---------- Data provided

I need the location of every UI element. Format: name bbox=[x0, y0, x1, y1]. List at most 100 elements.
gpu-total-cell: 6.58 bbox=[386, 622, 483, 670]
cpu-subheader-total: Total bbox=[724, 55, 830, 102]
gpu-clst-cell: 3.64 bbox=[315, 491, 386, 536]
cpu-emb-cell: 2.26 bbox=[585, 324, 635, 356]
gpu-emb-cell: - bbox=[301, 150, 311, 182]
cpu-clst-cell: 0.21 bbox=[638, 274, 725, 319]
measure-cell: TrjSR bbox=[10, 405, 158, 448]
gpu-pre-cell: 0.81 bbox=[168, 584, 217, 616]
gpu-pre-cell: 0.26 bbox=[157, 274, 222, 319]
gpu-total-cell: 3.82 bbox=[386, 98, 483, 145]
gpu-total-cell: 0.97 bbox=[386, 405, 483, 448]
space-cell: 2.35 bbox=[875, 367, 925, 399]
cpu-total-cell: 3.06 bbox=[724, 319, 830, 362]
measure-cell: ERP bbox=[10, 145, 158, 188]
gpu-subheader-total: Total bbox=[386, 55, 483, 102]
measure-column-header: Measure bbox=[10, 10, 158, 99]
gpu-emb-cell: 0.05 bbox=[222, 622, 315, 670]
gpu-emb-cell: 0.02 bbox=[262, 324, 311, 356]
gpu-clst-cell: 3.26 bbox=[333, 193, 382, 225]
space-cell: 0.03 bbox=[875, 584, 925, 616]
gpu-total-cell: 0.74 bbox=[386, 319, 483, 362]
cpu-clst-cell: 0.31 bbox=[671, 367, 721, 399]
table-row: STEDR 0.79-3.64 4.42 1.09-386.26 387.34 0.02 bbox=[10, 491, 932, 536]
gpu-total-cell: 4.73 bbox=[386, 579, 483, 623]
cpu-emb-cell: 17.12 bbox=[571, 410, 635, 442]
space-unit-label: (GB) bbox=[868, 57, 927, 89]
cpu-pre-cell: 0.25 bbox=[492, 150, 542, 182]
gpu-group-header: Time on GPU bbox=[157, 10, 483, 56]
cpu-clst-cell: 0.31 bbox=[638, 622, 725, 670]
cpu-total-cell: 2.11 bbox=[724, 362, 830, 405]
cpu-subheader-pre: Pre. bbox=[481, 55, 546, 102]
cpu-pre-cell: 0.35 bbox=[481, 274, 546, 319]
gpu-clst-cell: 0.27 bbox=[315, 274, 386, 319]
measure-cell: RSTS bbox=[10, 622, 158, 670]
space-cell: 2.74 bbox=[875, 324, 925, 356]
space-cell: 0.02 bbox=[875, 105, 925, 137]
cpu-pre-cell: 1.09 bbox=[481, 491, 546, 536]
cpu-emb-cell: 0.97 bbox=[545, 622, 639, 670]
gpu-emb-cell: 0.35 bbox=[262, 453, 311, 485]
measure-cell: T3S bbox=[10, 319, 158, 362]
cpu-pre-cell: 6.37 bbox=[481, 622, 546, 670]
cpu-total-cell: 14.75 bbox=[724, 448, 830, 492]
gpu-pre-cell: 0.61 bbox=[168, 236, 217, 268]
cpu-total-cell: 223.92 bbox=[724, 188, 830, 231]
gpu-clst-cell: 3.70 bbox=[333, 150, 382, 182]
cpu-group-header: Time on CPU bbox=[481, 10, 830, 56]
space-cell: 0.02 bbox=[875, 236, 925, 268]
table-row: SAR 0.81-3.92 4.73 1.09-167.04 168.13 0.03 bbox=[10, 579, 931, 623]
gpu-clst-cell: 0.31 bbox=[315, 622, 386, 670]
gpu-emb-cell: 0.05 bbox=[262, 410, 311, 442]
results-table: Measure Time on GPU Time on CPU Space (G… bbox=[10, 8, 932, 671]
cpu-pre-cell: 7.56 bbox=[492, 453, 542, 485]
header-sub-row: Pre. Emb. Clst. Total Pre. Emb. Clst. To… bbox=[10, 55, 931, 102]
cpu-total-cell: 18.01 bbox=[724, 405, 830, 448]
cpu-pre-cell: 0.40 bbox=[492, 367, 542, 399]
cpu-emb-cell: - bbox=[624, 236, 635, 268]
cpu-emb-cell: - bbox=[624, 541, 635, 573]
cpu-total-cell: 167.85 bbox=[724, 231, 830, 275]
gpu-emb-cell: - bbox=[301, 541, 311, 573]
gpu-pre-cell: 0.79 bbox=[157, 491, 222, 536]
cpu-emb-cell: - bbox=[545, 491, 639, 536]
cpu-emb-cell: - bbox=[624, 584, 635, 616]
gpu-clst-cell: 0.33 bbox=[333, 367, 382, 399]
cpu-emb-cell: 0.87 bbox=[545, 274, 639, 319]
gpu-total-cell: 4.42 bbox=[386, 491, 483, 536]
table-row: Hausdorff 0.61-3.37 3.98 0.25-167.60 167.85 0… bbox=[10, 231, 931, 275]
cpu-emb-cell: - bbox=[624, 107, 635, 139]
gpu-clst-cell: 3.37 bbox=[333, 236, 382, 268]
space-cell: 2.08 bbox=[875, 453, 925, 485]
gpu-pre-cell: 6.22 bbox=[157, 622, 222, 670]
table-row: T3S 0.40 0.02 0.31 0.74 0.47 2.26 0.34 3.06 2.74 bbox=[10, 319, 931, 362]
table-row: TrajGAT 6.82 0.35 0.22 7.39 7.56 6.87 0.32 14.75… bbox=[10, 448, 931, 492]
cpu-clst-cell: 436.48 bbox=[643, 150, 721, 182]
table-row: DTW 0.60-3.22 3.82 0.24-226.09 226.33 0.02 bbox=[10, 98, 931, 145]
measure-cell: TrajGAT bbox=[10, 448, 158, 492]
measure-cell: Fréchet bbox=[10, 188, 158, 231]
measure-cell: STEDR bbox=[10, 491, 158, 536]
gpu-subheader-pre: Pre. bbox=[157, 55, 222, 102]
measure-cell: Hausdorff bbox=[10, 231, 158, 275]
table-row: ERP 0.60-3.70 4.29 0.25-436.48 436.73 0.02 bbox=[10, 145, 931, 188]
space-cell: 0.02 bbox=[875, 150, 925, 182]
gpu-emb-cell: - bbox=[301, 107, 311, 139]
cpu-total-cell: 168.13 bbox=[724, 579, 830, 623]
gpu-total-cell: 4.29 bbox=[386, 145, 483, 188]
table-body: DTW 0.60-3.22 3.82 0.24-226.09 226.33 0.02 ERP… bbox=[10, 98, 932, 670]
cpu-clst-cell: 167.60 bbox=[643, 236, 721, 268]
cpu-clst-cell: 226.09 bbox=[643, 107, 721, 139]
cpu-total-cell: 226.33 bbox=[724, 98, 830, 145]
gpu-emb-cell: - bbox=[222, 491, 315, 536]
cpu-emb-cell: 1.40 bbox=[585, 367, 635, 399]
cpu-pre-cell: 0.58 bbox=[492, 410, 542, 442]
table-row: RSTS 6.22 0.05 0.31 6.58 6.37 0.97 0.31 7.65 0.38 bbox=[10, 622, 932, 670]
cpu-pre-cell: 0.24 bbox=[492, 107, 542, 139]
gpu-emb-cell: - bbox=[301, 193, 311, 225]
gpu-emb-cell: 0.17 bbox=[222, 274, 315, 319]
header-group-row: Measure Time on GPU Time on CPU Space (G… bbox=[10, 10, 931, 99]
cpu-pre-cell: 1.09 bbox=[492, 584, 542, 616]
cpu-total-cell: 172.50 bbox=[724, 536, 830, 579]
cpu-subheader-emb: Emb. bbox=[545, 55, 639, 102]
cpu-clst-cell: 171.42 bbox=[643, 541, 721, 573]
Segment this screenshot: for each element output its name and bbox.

--------------------
---------- Data provided

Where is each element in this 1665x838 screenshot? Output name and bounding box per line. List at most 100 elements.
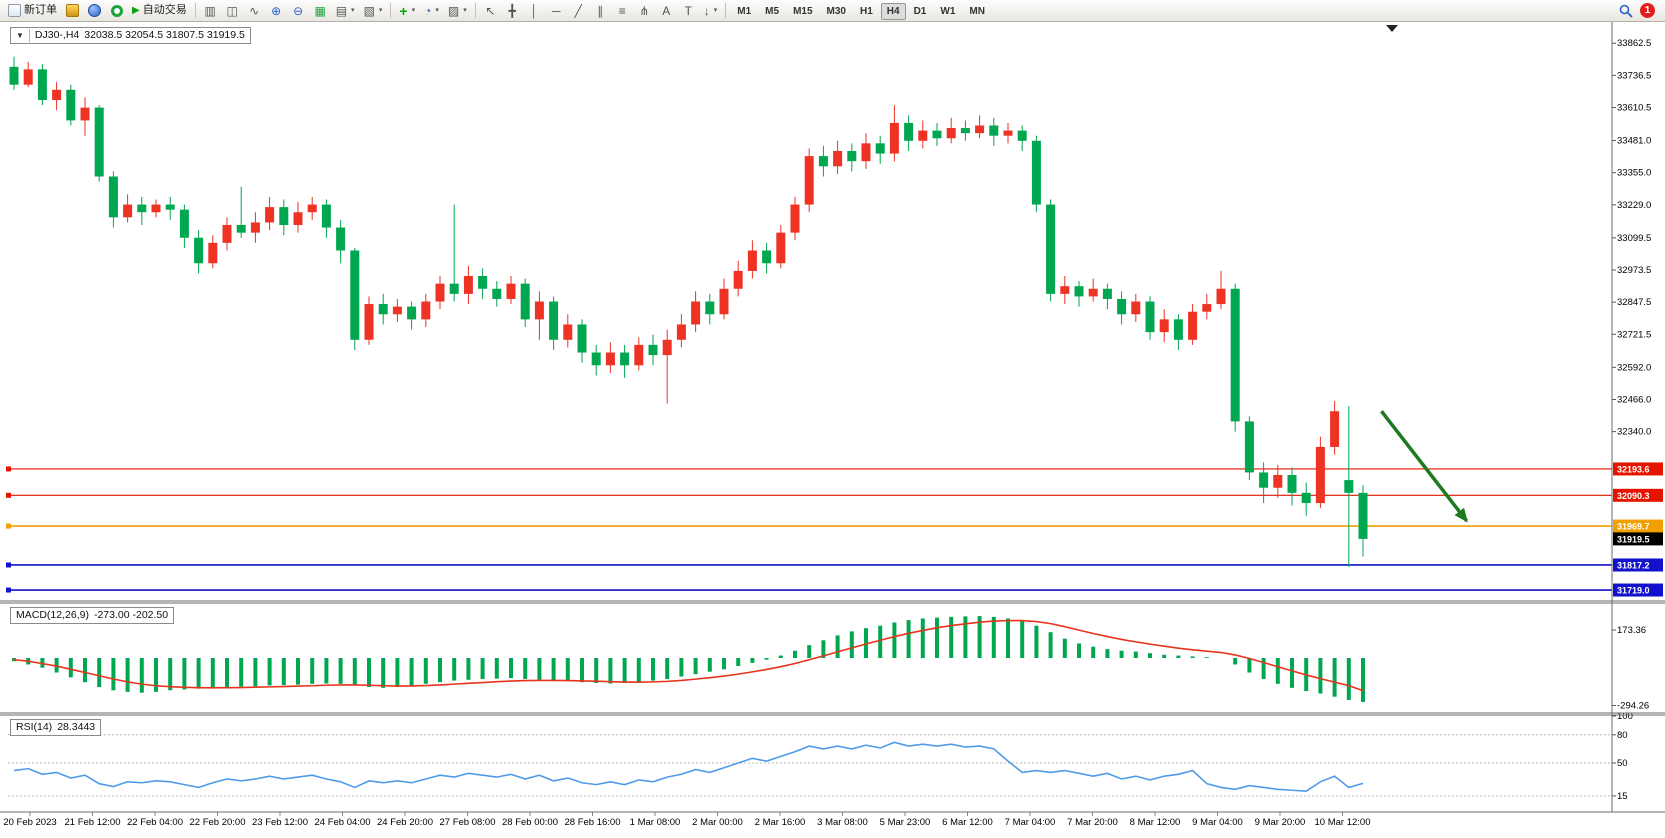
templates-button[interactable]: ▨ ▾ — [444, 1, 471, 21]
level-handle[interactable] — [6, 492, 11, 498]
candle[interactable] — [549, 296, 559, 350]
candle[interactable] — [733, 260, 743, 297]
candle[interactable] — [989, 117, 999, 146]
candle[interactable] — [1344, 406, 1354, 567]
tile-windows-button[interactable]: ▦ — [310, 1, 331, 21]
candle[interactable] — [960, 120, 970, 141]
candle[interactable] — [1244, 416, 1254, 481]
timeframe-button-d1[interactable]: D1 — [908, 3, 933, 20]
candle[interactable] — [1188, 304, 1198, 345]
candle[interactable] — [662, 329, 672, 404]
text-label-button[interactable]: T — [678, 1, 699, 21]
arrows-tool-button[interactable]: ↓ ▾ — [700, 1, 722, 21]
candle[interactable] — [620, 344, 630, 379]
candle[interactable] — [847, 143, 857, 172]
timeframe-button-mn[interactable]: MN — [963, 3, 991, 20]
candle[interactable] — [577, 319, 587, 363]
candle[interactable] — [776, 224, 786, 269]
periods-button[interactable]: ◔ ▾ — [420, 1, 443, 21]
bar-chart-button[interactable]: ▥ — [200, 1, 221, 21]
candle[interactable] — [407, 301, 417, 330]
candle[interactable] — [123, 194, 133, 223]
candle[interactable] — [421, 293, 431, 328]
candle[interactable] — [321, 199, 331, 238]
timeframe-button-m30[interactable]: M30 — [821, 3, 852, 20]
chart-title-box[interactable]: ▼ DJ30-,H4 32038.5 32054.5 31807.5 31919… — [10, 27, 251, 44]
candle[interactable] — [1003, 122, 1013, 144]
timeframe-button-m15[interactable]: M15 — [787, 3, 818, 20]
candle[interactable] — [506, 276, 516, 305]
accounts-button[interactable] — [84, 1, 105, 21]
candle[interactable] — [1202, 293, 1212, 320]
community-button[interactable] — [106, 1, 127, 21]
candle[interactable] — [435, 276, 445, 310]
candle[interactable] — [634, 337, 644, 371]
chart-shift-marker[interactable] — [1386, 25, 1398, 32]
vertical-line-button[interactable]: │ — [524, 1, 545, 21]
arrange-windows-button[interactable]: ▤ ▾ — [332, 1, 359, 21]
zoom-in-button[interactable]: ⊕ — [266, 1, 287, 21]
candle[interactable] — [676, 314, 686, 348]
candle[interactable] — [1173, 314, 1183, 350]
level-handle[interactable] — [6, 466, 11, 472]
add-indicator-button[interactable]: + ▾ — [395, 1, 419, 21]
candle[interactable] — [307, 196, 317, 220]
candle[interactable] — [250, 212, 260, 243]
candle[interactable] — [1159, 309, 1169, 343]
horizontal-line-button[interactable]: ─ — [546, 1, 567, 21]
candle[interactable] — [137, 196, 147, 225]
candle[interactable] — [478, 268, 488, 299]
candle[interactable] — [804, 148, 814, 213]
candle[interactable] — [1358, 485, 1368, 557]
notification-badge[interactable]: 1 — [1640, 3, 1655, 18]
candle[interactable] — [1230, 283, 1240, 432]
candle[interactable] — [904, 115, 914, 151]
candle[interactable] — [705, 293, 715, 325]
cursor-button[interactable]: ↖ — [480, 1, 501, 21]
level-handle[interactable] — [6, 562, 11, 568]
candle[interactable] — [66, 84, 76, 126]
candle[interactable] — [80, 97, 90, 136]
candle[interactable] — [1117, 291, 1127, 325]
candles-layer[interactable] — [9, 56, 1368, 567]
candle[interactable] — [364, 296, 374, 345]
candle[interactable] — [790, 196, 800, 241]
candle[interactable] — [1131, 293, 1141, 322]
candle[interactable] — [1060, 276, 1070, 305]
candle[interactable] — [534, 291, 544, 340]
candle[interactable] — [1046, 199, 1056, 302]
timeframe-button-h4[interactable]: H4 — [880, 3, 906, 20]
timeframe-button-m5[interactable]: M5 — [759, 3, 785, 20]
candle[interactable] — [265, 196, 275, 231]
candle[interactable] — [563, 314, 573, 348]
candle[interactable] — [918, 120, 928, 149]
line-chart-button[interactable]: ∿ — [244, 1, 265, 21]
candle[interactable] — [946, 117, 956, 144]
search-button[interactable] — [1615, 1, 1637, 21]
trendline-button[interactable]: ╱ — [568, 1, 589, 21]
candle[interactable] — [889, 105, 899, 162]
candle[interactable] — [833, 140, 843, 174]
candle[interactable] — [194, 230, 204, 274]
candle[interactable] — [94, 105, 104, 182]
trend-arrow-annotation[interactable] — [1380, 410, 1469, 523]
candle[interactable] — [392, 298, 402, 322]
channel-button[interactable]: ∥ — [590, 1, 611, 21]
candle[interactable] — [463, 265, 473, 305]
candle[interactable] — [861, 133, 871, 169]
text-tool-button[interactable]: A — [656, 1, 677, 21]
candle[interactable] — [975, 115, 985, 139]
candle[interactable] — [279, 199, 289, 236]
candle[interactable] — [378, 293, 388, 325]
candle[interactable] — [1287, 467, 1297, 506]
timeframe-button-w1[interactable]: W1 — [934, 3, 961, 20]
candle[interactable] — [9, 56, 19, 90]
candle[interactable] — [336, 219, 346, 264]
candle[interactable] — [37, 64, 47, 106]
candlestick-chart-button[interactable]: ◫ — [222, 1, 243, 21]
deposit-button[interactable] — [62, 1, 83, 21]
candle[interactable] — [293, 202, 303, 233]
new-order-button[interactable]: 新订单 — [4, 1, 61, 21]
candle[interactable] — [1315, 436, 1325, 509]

--------------------

_Your task_
Reproduce word for word the lines from the line containing "I need the location" to the line containing "measure-cell: TrjSR bbox=[10, 405, 158, 448]", including both of those lines.

_Reply to the task_
I need the location of every UI element. Format: name bbox=[x0, y0, x1, y1]. List at most 100 elements.
gpu-total-cell: 6.58 bbox=[386, 622, 483, 670]
cpu-subheader-total: Total bbox=[724, 55, 830, 102]
gpu-clst-cell: 3.64 bbox=[315, 491, 386, 536]
cpu-emb-cell: 2.26 bbox=[585, 324, 635, 356]
gpu-emb-cell: - bbox=[301, 150, 311, 182]
cpu-clst-cell: 0.21 bbox=[638, 274, 725, 319]
measure-cell: TrjSR bbox=[10, 405, 158, 448]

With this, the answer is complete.